▸ **問題 a**
クリッパーについての文章で、本格的な航洋クリッパーの最初とされる船は何か。

▸ **提示文**
- - - - -

翻訳|clipper
貨物積載能力よりも速力に重きをおいてつくられた快速帆船。〈クリッパー〉には元来,速く動く人(物)の意味がある。18世紀ころまでの帆船は,特殊な軍艦や海賊船を除いてさほど速力を必要としなかった。アメリカ植民地に対するイギリス本国政府の圧政に対抗して独立の気運が高まるとともに,植民地人による密輸船が急増した。政府監視船に捕まらないような快速船であることが密輸船としての条件だったが,ボルティモアのオランダ系移民がヨットを模してつくった帆船の性能が特に優れていたので,これをボルティモア・クリッパーと呼んだのがクリッパーという名称の起りである。本格的な航洋クリッパーは1833年にボルティモアで建造されたアン・マッキムAnn McKimが最初だという。48年に始まるゴールドラッシュで,東部からの採掘者を南アメリカのホーン岬回りで運んだのがカリフォルニア・クリッパーである。

- - - - -

▸ **問題 b**
一覧の冒頭から「toolbar-button[interactable] [1318, 804, 1340, 826]」を含む行までを、両端の行も含めて一字一句変えずに書き写しなさい。

- - - - -

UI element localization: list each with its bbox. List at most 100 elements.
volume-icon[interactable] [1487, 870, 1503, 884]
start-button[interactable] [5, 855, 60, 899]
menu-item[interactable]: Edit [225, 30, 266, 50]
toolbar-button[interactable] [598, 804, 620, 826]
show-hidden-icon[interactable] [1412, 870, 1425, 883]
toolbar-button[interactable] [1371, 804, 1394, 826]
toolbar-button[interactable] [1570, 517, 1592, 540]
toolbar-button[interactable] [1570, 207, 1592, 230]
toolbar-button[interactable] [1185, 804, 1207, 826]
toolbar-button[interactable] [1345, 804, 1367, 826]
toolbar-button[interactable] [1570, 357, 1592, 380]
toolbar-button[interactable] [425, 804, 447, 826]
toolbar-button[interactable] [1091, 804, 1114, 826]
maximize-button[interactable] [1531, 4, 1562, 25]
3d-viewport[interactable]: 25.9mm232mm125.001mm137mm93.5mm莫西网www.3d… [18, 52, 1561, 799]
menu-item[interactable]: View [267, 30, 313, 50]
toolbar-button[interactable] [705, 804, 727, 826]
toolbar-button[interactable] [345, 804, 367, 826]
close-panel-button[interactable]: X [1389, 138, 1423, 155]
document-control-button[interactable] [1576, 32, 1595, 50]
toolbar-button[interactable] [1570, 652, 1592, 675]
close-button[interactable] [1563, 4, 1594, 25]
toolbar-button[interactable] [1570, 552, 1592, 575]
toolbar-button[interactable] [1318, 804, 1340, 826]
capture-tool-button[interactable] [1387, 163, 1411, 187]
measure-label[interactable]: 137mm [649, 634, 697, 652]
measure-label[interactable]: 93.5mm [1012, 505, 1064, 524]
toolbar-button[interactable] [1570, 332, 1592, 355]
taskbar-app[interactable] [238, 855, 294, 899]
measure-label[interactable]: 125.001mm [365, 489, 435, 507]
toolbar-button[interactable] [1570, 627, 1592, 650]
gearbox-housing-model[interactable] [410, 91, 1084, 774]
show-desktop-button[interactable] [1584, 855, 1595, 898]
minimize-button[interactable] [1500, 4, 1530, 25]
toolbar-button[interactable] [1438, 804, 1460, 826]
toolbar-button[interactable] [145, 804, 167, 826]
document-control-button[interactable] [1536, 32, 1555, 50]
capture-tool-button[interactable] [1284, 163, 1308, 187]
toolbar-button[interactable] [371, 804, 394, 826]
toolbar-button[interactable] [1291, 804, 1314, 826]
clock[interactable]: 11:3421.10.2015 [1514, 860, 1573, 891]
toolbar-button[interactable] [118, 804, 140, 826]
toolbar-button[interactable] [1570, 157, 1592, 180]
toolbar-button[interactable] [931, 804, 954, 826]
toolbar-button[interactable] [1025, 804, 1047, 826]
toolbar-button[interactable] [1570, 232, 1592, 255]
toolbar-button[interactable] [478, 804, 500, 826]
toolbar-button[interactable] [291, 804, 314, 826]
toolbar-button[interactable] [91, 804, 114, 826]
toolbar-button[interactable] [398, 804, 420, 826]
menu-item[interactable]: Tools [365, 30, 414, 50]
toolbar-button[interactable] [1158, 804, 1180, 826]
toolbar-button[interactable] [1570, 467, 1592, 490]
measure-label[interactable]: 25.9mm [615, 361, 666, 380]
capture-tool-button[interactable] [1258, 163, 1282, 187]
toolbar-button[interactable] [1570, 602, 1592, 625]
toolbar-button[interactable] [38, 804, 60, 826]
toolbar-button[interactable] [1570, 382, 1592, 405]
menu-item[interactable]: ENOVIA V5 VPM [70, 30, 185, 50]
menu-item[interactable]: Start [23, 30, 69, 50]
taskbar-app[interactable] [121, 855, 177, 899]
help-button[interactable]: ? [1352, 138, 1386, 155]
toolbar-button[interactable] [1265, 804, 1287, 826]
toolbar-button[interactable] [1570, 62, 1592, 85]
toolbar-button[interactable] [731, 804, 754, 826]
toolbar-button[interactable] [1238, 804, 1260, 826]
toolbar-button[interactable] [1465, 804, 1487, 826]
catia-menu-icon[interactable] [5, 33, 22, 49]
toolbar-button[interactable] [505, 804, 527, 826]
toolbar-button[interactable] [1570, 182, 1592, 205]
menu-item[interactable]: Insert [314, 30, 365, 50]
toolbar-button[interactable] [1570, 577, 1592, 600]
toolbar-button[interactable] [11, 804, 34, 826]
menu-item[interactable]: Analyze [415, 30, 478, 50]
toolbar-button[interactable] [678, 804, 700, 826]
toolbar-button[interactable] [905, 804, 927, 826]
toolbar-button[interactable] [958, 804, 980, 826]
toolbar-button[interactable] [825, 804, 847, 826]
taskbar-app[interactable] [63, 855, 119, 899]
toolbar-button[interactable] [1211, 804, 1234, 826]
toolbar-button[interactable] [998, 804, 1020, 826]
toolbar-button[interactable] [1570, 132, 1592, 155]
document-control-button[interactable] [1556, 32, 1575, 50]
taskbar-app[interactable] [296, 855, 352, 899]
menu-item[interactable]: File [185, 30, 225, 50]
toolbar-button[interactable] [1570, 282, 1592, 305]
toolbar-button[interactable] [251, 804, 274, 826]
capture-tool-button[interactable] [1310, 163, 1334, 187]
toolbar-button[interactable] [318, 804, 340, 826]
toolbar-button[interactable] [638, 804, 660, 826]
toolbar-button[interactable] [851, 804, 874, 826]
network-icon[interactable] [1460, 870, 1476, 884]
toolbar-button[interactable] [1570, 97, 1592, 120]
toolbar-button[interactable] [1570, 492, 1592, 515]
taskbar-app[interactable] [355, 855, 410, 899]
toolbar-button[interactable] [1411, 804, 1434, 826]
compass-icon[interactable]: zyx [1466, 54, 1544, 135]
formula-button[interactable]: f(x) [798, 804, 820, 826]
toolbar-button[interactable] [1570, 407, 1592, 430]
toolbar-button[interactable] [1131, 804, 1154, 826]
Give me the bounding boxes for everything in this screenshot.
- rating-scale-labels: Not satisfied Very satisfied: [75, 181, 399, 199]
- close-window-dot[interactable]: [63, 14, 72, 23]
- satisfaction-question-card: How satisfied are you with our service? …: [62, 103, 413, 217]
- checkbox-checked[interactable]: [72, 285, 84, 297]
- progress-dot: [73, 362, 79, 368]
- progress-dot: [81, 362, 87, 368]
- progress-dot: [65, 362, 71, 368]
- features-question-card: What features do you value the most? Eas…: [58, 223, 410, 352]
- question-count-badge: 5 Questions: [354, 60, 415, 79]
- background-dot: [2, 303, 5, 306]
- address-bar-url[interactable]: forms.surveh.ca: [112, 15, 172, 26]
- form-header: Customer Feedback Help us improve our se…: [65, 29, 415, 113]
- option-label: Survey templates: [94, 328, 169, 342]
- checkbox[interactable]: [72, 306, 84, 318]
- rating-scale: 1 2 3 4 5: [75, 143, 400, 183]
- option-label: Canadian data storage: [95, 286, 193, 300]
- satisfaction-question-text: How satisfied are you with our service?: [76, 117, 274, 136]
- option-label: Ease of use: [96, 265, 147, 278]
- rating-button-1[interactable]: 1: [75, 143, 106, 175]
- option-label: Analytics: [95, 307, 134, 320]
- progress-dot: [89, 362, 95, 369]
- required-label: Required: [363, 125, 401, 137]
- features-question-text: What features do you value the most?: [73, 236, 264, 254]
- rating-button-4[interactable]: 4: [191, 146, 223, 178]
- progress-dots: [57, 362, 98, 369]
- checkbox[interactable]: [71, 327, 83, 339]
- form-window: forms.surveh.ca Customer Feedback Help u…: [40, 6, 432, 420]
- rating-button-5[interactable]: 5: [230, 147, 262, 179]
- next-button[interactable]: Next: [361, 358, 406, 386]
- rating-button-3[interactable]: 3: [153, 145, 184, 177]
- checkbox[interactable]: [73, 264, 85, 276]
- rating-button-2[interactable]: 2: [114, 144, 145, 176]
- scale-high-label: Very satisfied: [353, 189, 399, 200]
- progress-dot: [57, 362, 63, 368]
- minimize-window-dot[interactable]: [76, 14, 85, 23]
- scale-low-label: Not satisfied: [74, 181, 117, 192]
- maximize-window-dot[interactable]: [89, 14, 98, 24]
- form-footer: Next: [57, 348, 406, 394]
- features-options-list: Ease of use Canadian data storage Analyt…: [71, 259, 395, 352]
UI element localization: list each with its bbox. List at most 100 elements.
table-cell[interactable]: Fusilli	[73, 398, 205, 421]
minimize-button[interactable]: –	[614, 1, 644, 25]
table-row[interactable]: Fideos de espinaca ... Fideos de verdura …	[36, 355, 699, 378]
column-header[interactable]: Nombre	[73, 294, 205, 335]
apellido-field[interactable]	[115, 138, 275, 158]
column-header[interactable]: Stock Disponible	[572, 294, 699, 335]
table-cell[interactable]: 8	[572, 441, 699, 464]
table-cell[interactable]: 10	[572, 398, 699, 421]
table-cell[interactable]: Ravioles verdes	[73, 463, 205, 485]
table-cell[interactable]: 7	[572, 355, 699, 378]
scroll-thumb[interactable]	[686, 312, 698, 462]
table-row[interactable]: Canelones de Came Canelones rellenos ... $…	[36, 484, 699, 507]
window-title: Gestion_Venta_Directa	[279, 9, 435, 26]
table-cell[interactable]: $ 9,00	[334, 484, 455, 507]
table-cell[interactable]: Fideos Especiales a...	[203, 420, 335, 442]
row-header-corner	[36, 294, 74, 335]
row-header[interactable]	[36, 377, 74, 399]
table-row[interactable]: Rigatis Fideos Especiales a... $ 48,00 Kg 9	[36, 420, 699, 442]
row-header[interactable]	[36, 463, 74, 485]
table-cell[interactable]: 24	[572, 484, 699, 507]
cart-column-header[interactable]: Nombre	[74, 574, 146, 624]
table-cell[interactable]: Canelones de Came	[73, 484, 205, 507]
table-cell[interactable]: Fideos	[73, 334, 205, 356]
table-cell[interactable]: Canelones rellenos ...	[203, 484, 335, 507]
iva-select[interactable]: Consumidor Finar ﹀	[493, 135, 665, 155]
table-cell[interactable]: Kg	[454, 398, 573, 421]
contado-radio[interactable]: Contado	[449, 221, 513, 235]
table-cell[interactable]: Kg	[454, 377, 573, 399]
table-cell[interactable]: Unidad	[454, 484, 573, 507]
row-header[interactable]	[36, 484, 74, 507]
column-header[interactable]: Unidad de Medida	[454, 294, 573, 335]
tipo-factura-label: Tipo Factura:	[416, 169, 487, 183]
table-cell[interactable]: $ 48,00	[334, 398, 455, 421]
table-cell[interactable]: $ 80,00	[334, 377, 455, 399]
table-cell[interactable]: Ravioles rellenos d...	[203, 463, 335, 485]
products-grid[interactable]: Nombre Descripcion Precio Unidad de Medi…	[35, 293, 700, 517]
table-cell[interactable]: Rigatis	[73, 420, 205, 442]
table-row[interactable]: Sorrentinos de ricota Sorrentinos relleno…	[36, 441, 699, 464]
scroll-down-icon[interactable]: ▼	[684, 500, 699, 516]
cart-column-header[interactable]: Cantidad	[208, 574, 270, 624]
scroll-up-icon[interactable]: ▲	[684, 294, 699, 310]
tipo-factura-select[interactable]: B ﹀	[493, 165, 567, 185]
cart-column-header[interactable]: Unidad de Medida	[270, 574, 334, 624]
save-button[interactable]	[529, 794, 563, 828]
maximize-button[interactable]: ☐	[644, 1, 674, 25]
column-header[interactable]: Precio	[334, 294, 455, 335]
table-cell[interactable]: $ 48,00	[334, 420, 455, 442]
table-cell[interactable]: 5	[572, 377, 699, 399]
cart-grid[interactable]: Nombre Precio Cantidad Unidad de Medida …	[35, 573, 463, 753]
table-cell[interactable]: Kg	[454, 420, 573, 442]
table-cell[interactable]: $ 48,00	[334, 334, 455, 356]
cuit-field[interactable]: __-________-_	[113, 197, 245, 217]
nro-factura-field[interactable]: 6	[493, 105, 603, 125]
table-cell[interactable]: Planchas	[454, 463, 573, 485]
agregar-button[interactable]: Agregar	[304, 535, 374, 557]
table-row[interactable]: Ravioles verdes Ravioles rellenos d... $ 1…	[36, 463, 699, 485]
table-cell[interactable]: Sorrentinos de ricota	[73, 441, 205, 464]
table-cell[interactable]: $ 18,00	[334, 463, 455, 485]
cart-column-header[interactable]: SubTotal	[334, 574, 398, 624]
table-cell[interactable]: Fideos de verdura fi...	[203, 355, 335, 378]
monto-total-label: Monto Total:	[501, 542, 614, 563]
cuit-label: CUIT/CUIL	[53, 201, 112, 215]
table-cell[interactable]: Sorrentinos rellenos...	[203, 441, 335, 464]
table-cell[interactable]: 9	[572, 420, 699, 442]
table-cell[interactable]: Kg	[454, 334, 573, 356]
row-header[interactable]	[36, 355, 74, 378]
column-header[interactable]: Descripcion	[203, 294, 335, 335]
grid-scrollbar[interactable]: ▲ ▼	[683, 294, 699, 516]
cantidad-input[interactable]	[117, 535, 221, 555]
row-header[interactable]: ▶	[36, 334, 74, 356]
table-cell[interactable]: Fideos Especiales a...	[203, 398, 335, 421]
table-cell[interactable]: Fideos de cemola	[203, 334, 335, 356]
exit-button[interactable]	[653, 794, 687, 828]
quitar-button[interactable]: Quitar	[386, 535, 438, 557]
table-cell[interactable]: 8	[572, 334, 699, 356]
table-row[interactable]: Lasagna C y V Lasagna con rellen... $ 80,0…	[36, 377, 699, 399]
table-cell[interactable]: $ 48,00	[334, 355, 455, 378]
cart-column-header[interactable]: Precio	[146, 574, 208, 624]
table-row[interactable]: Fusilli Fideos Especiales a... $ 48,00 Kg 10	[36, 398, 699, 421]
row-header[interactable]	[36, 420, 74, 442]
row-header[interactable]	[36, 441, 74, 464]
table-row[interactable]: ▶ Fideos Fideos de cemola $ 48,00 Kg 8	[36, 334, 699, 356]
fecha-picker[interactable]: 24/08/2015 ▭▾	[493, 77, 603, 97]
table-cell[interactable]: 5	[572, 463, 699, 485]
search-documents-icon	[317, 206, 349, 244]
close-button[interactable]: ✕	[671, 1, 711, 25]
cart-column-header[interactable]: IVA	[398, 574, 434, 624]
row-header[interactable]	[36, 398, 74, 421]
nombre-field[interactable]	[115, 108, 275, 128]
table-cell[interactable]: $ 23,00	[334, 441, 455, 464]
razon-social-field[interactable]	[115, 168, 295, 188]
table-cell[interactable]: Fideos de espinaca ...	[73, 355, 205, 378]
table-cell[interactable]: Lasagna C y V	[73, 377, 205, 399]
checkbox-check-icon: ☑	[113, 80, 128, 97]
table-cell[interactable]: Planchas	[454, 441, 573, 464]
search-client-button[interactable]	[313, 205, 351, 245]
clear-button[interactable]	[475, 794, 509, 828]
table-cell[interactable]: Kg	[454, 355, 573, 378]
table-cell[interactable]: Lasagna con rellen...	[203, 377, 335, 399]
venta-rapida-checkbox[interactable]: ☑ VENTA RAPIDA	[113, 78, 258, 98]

- - - - -

▸ **解答 a**
1833年にボルティモアで建造されたアン・マッキム（Ann McKim）。

▸ **解答 b**
UI element localization: list each with its bbox. List at most 100 elements.
volume-icon[interactable] [1487, 870, 1503, 884]
start-button[interactable] [5, 855, 60, 899]
menu-item[interactable]: Edit [225, 30, 266, 50]
toolbar-button[interactable] [598, 804, 620, 826]
show-hidden-icon[interactable] [1412, 870, 1425, 883]
toolbar-button[interactable] [1371, 804, 1394, 826]
toolbar-button[interactable] [1570, 517, 1592, 540]
toolbar-button[interactable] [1570, 207, 1592, 230]
toolbar-button[interactable] [1185, 804, 1207, 826]
toolbar-button[interactable] [1345, 804, 1367, 826]
toolbar-button[interactable] [1570, 357, 1592, 380]
toolbar-button[interactable] [425, 804, 447, 826]
toolbar-button[interactable] [1091, 804, 1114, 826]
maximize-button[interactable] [1531, 4, 1562, 25]
3d-viewport[interactable]: 25.9mm232mm125.001mm137mm93.5mm莫西网www.3d… [18, 52, 1561, 799]
menu-item[interactable]: View [267, 30, 313, 50]
toolbar-button[interactable] [705, 804, 727, 826]
toolbar-button[interactable] [345, 804, 367, 826]
close-panel-button[interactable]: X [1389, 138, 1423, 155]
document-control-button[interactable] [1576, 32, 1595, 50]
toolbar-button[interactable] [1570, 652, 1592, 675]
close-button[interactable] [1563, 4, 1594, 25]
toolbar-button[interactable] [1570, 552, 1592, 575]
toolbar-button[interactable] [1318, 804, 1340, 826]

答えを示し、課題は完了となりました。